--- What you should do ---
Copy every record below exactly as written, but leave out the pictures.

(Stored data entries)
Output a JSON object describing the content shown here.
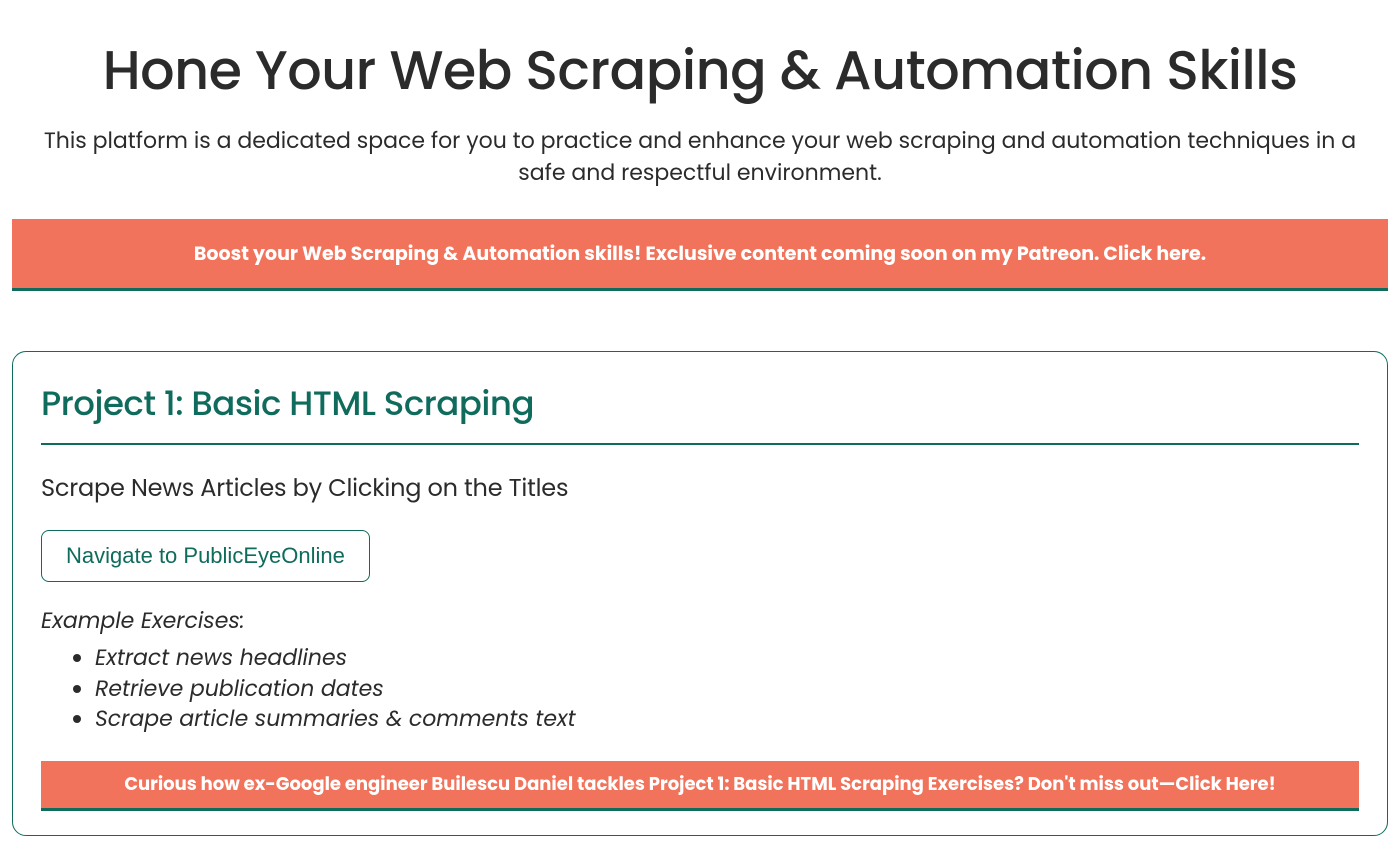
{
  "header": {
    "title": "Hone Your Web Scraping & Automation Skills",
    "subtitle": "This platform is a dedicated space for you to practice and enhance your web scraping and automation techniques in a safe and respectful environment."
  },
  "promo_banner": {
    "text": "Boost your Web Scraping & Automation skills! Exclusive content coming soon on my Patreon. Click here."
  },
  "project": {
    "title": "Project 1: Basic HTML Scraping",
    "subtitle": "Scrape News Articles by Clicking on the Titles",
    "nav_button_label": "Navigate to PublicEyeOnline",
    "exercises_label": "Example Exercises:",
    "exercises": [
      "Extract news headlines",
      "Retrieve publication dates",
      "Scrape article summaries & comments text"
    ],
    "promo_text": "Curious how ex-Google engineer Builescu Daniel tackles Project 1: Basic HTML Scraping Exercises? Don't miss out—Click Here!"
  },
  "colors": {
    "accent_teal": "#0f6b5c",
    "promo_coral": "#f2735b",
    "text_dark": "#2b2b2b"
  }
}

--- Answer to the problem ---
Output a JSON object describing the content shown here.
{
  "header": {
    "title": "Hone Your Web Scraping & Automation Skills",
    "subtitle": "This platform is a dedicated space for you to practice and enhance your web scraping and automation techniques in a safe and respectful environment."
  },
  "promo_banner": {
    "text": "Boost your Web Scraping & Automation skills! Exclusive content coming soon on my Patreon. Click here."
  },
  "project": {
    "title": "Project 1: Basic HTML Scraping",
    "subtitle": "Scrape News Articles by Clicking on the Titles",
    "nav_button_label": "Navigate to PublicEyeOnline",
    "exercises_label": "Example Exercises:",
    "exercises": [
      "Extract news headlines",
      "Retrieve publication dates",
      "Scrape article summaries & comments text"
    ],
    "promo_text": "Curious how ex-Google engineer Builescu Daniel tackles Project 1: Basic HTML Scraping Exercises? Don't miss out—Click Here!"
  },
  "colors": {
    "accent_teal": "#0f6b5c",
    "promo_coral": "#f2735b",
    "text_dark": "#2b2b2b"
  }
}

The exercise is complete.